SOURCE DATA section start

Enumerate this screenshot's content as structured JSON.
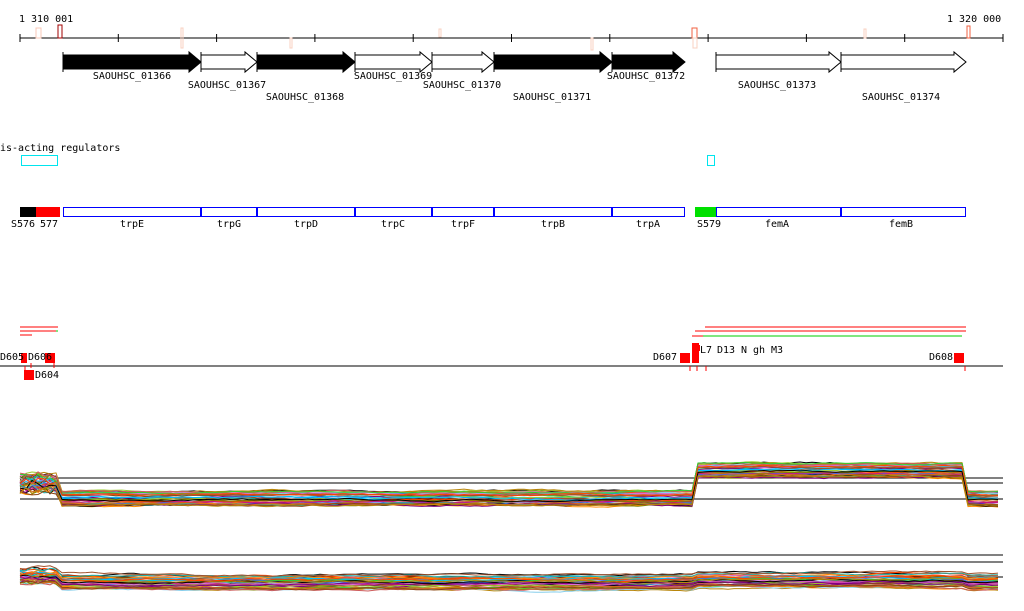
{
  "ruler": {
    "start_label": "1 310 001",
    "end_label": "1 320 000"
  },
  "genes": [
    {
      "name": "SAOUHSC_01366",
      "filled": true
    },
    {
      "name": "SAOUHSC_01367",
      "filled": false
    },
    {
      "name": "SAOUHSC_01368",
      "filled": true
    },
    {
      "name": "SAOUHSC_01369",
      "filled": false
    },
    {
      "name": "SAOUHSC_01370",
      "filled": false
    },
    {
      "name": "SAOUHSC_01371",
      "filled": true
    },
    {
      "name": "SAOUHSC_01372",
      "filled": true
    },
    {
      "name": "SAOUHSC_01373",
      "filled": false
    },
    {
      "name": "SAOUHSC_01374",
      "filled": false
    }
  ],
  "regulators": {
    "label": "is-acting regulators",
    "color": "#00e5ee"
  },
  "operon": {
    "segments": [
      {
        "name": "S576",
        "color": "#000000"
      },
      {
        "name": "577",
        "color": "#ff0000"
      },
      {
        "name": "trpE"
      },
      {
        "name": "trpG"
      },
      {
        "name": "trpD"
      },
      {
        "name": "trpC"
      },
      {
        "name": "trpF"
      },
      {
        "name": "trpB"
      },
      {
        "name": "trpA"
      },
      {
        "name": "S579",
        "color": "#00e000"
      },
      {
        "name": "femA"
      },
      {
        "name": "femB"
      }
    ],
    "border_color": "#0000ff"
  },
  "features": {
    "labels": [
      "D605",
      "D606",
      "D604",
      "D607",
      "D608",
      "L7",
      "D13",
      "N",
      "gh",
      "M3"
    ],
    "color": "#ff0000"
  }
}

SOURCE DATA section end
SOURCE DATA section start

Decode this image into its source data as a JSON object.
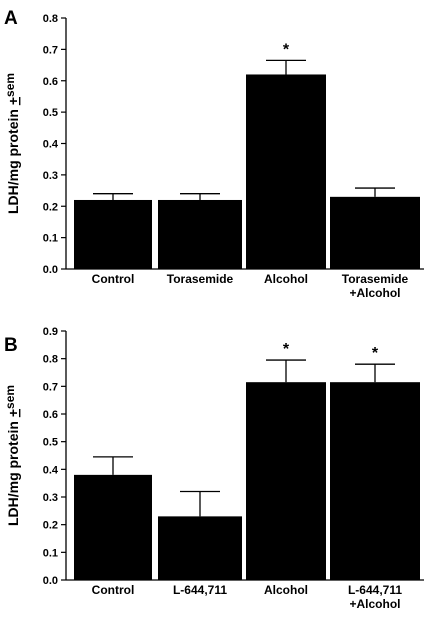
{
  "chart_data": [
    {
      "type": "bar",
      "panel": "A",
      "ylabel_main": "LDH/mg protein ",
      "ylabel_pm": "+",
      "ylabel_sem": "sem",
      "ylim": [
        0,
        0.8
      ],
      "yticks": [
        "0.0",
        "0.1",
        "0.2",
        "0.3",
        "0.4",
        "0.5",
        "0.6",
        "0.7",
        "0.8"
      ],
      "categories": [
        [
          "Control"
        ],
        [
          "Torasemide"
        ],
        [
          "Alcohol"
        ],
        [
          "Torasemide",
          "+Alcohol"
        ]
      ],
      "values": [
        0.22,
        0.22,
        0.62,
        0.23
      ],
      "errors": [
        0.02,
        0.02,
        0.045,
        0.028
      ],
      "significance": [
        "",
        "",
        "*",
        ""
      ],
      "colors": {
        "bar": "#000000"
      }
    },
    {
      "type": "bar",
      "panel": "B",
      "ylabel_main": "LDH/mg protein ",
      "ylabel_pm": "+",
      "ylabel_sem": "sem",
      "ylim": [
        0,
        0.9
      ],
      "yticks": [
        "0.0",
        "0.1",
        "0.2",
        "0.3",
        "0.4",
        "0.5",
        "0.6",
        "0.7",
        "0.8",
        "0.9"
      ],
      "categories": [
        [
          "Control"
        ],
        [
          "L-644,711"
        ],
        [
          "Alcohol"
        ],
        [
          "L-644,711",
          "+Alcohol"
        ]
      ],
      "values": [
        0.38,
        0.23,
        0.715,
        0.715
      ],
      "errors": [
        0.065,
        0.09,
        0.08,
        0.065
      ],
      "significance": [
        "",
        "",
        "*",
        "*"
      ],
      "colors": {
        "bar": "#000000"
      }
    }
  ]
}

SOURCE DATA section end

EXERCISE GOAL
Only lines with the string "regulators" belong in the answer; copy each of them from the listing.

SOLUTION TO THIS TASK
  "regulators": {
    "label": "is-acting regulators",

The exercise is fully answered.